Aim of the exercise — Select and reproduce each line of the listing below that bears the string "Gold".

______________________________

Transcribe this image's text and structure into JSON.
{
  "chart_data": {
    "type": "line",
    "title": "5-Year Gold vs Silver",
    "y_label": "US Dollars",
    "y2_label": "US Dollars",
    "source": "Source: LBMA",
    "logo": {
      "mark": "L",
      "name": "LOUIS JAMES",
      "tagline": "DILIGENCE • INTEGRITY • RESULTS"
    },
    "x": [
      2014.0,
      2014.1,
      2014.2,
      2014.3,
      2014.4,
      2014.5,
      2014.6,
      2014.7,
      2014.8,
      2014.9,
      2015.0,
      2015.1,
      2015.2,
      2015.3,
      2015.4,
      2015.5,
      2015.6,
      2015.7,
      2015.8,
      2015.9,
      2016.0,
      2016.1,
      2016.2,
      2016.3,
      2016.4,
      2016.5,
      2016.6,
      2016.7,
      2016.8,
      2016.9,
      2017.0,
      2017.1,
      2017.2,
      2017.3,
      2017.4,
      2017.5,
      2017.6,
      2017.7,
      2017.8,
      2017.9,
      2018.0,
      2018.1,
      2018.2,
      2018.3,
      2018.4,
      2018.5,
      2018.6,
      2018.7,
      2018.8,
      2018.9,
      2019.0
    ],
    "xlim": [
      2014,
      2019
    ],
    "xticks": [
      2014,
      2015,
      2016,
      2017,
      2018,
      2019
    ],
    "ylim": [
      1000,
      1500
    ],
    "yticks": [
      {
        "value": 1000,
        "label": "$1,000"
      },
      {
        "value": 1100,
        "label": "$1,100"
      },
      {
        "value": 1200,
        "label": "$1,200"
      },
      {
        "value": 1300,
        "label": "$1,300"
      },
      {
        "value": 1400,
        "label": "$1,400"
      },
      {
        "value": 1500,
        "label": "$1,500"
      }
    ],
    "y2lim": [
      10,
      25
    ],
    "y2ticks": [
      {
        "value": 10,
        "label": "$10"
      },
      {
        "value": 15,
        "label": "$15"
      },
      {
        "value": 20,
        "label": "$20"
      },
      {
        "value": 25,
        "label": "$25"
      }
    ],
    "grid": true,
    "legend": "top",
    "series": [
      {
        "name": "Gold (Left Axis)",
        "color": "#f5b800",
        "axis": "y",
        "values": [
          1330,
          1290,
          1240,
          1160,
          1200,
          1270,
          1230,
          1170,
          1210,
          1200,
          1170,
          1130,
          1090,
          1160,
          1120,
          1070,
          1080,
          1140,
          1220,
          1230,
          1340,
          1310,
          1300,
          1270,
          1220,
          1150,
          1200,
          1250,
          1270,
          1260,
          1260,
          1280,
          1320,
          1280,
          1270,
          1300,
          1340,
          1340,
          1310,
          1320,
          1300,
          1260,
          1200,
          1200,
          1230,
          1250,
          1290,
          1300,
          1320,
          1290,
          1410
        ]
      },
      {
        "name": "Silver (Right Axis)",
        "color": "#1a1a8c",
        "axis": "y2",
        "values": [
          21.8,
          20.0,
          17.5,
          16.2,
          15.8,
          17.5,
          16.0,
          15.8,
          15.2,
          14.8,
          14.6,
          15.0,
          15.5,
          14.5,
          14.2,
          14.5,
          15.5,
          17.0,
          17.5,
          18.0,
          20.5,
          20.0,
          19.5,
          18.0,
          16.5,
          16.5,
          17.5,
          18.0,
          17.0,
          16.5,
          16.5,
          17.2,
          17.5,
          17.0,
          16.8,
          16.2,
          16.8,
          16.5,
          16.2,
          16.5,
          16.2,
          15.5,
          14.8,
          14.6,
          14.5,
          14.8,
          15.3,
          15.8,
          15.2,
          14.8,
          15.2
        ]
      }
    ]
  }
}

______________________________

Solution to this problem —
    "title": "5-Year Gold vs Silver",
        "name": "Gold (Left Axis)",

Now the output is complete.